[Work required] Pictures aside, quote the whole listing exactly.

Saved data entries
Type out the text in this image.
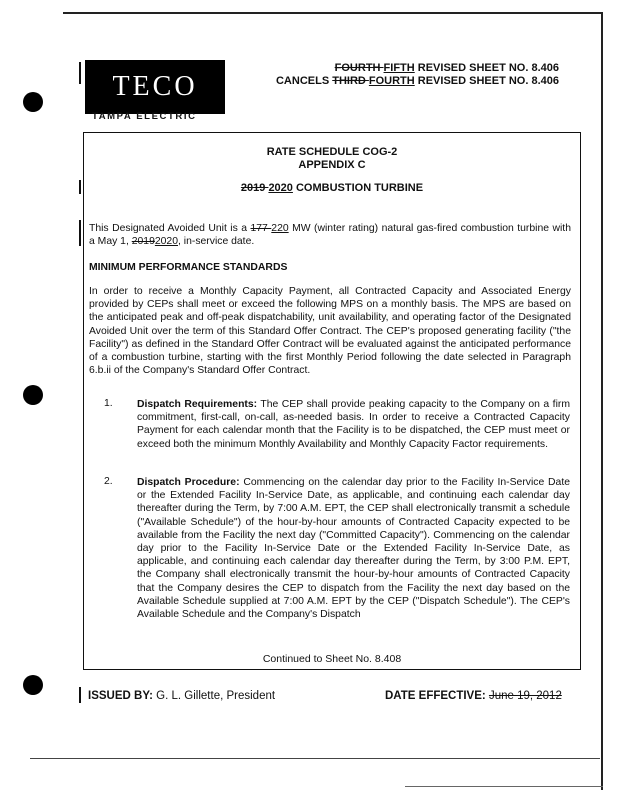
TECO
TAMPA ELECTRIC
FOURTH FIFTH REVISED SHEET NO. 8.406
CANCELS THIRD FOURTH REVISED SHEET NO. 8.406
RATE SCHEDULE COG-2
APPENDIX C
2019 2020 COMBUSTION TURBINE
This Designated Avoided Unit is a 177 220 MW (winter rating) natural gas-fired combustion turbine with a May 1, 20192020, in-service date.
MINIMUM PERFORMANCE STANDARDS
In order to receive a Monthly Capacity Payment, all Contracted Capacity and Associated Energy provided by CEPs shall meet or exceed the following MPS on a monthly basis. The MPS are based on the anticipated peak and off-peak dispatchability, unit availability, and operating factor of the Designated Avoided Unit over the term of this Standard Offer Contract. The CEP's proposed generating facility ("the Facility") as defined in the Standard Offer Contract will be evaluated against the anticipated performance of a combustion turbine, starting with the first Monthly Period following the date selected in Paragraph 6.b.ii of the Company's Standard Offer Contract.
1. Dispatch Requirements: The CEP shall provide peaking capacity to the Company on a firm commitment, first-call, on-call, as-needed basis. In order to receive a Contracted Capacity Payment for each calendar month that the Facility is to be dispatched, the CEP must meet or exceed both the minimum Monthly Availability and Monthly Capacity Factor requirements.
2. Dispatch Procedure: Commencing on the calendar day prior to the Facility In-Service Date or the Extended Facility In-Service Date, as applicable, and continuing each calendar day thereafter during the Term, by 7:00 A.M. EPT, the CEP shall electronically transmit a schedule ("Available Schedule") of the hour-by-hour amounts of Contracted Capacity expected to be available from the Facility the next day ("Committed Capacity"). Commencing on the calendar day prior to the Facility In-Service Date or the Extended Facility In-Service Date, as applicable, and continuing each calendar day thereafter during the Term, by 3:00 P.M. EPT, the Company shall electronically transmit the hour-by-hour amounts of Contracted Capacity that the Company desires the CEP to dispatch from the Facility the next day based on the Available Schedule supplied at 7:00 A.M. EPT by the CEP ("Dispatch Schedule"). The CEP's Available Schedule and the Company's Dispatch
Continued to Sheet No. 8.408
ISSUED BY: G. L. Gillette, President	DATE EFFECTIVE: June 19, 2012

[Answer to the task]
Type out the text in this image.
TECO
TAMPA ELECTRIC
FOURTH FIFTH REVISED SHEET NO. 8.406
CANCELS THIRD FOURTH REVISED SHEET NO. 8.406
RATE SCHEDULE COG-2
APPENDIX C
2019 2020 COMBUSTION TURBINE
This Designated Avoided Unit is a 177 220 MW (winter rating) natural gas-fired combustion turbine with a May 1, 20192020, in-service date.
MINIMUM PERFORMANCE STANDARDS
In order to receive a Monthly Capacity Payment, all Contracted Capacity and Associated Energy provided by CEPs shall meet or exceed the following MPS on a monthly basis. The MPS are based on the anticipated peak and off-peak dispatchability, unit availability, and operating factor of the Designated Avoided Unit over the term of this Standard Offer Contract. The CEP's proposed generating facility ("the Facility") as defined in the Standard Offer Contract will be evaluated against the anticipated performance of a combustion turbine, starting with the first Monthly Period following the date selected in Paragraph 6.b.ii of the Company's Standard Offer Contract.
1. Dispatch Requirements: The CEP shall provide peaking capacity to the Company on a firm commitment, first-call, on-call, as-needed basis. In order to receive a Contracted Capacity Payment for each calendar month that the Facility is to be dispatched, the CEP must meet or exceed both the minimum Monthly Availability and Monthly Capacity Factor requirements.
2. Dispatch Procedure: Commencing on the calendar day prior to the Facility In-Service Date or the Extended Facility In-Service Date, as applicable, and continuing each calendar day thereafter during the Term, by 7:00 A.M. EPT, the CEP shall electronically transmit a schedule ("Available Schedule") of the hour-by-hour amounts of Contracted Capacity expected to be available from the Facility the next day ("Committed Capacity"). Commencing on the calendar day prior to the Facility In-Service Date or the Extended Facility In-Service Date, as applicable, and continuing each calendar day thereafter during the Term, by 3:00 P.M. EPT, the Company shall electronically transmit the hour-by-hour amounts of Contracted Capacity that the Company desires the CEP to dispatch from the Facility the next day based on the Available Schedule supplied at 7:00 A.M. EPT by the CEP ("Dispatch Schedule"). The CEP's Available Schedule and the Company's Dispatch
Continued to Sheet No. 8.408
ISSUED BY: G. L. Gillette, President	DATE EFFECTIVE: June 19, 2012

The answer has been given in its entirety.